- **Task requirements**:
Retype all the entries word for word, but omit the pictures.

- **Input**:
▼▼▼
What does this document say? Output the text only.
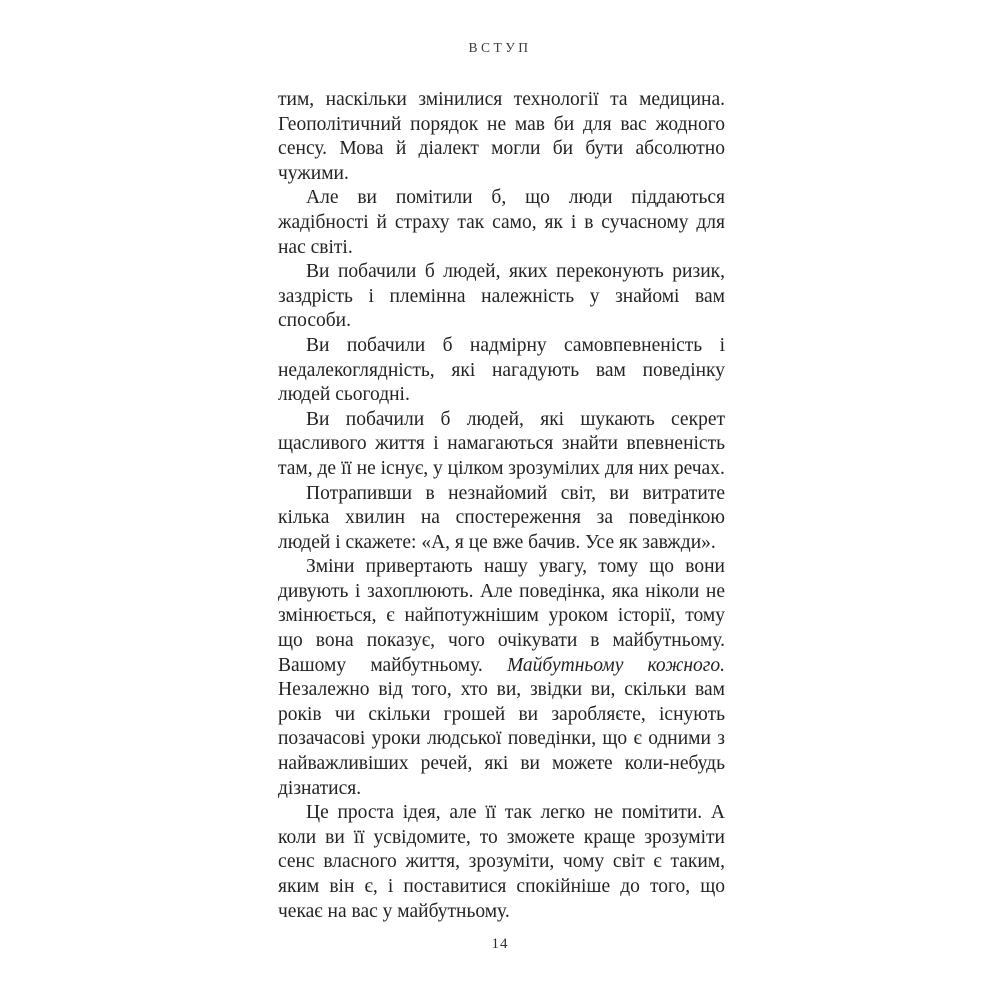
ВСТУП

тим, наскільки змінилися технології та медицина. Геополітичний порядок не мав би для вас жодного сенсу. Мова й діалект могли би бути абсолютно чужими.

Але ви помітили б, що люди піддаються жадібності й страху так само, як і в сучасному для нас світі.

Ви побачили б людей, яких переконують ризик, заздрість і племінна належність у знайомі вам способи.

Ви побачили б надмірну самовпевненість і недалекоглядність, які нагадують вам поведінку людей сьогодні.

Ви побачили б людей, які шукають секрет щасливого життя і намагаються знайти впевненість там, де її не існує, у цілком зрозумілих для них речах.

Потрапивши в незнайомий світ, ви витратите кілька хвилин на спостереження за поведінкою людей і скажете: «А, я це вже бачив. Усе як завжди».

Зміни привертають нашу увагу, тому що вони дивують і захоплюють. Але поведінка, яка ніколи не змінюється, є найпотужнішим уроком історії, тому що вона показує, чого очікувати в майбутньому. Вашому майбутньому. Майбутньому кожного. Незалежно від того, хто ви, звідки ви, скільки вам років чи скільки грошей ви заробляєте, існують позачасові уроки людської поведінки, що є одними з найважливіших речей, які ви можете коли-небудь дізнатися.

Це проста ідея, але її так легко не помітити. А коли ви її усвідомите, то зможете краще зрозуміти сенс власного життя, зрозуміти, чому світ є таким, яким він є, і поставитися спокійніше до того, що чекає на вас у майбутньому.

14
▲▲▲
- **Exercise result**:
What does this document say? Output the text only.
ВСТУП

тим, наскільки змінилися технології та медицина. Геополітичний порядок не мав би для вас жодного сенсу. Мова й діалект могли би бути абсолютно чужими.

Але ви помітили б, що люди піддаються жадібності й страху так само, як і в сучасному для нас світі.

Ви побачили б людей, яких переконують ризик, заздрість і племінна належність у знайомі вам способи.

Ви побачили б надмірну самовпевненість і недалекоглядність, які нагадують вам поведінку людей сьогодні.

Ви побачили б людей, які шукають секрет щасливого життя і намагаються знайти впевненість там, де її не існує, у цілком зрозумілих для них речах.

Потрапивши в незнайомий світ, ви витратите кілька хвилин на спостереження за поведінкою людей і скажете: «А, я це вже бачив. Усе як завжди».

Зміни привертають нашу увагу, тому що вони дивують і захоплюють. Але поведінка, яка ніколи не змінюється, є найпотужнішим уроком історії, тому що вона показує, чого очікувати в майбутньому. Вашому майбутньому. Майбутньому кожного. Незалежно від того, хто ви, звідки ви, скільки вам років чи скільки грошей ви заробляєте, існують позачасові уроки людської поведінки, що є одними з найважливіших речей, які ви можете коли-небудь дізнатися.

Це проста ідея, але її так легко не помітити. А коли ви її усвідомите, то зможете краще зрозуміти сенс власного життя, зрозуміти, чому світ є таким, яким він є, і поставитися спокійніше до того, що чекає на вас у майбутньому.

14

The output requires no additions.